* **Work instructions**:
Copy each line in the data that includes the word "title".

[Figure content listings]
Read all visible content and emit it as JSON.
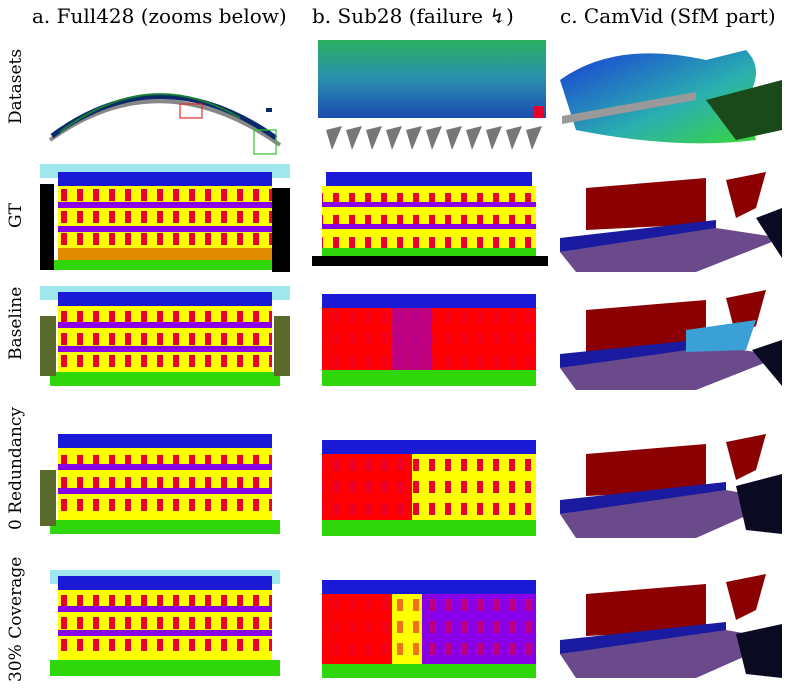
{
  "columns": [
    {
      "id": "a",
      "title": "a. Full428 (zooms below)"
    },
    {
      "id": "b",
      "title": "b. Sub28 (failure ↯)"
    },
    {
      "id": "c",
      "title": "c. CamVid (SfM part)"
    }
  ],
  "rows": [
    {
      "id": "datasets",
      "label": "Datasets"
    },
    {
      "id": "gt",
      "label": "GT"
    },
    {
      "id": "baseline",
      "label": "Baseline"
    },
    {
      "id": "zero-redundancy",
      "label": "0 Redundancy"
    },
    {
      "id": "coverage",
      "label": "30% Coverage"
    }
  ],
  "colors": {
    "sky": "#9fe6ef",
    "roof": "#1a1ad6",
    "wall": "#ffff00",
    "window": "#e8002a",
    "balcony": "#8a00e6",
    "shop": "#ff0000",
    "door": "#e08a00",
    "vegetation": "#2fd60a",
    "dark": "#0a0a22",
    "car": "#8b0000",
    "road": "#6a4a8a",
    "pavement": "#1a1aa0",
    "camvid-sky": "#3aa0d6",
    "building-grey": "#5a6a7a"
  }
}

* **Task response**:
      "title": "a. Full428 (zooms below)"
      "title": "b. Sub28 (failure ↯)"
      "title": "c. CamVid (SfM part)"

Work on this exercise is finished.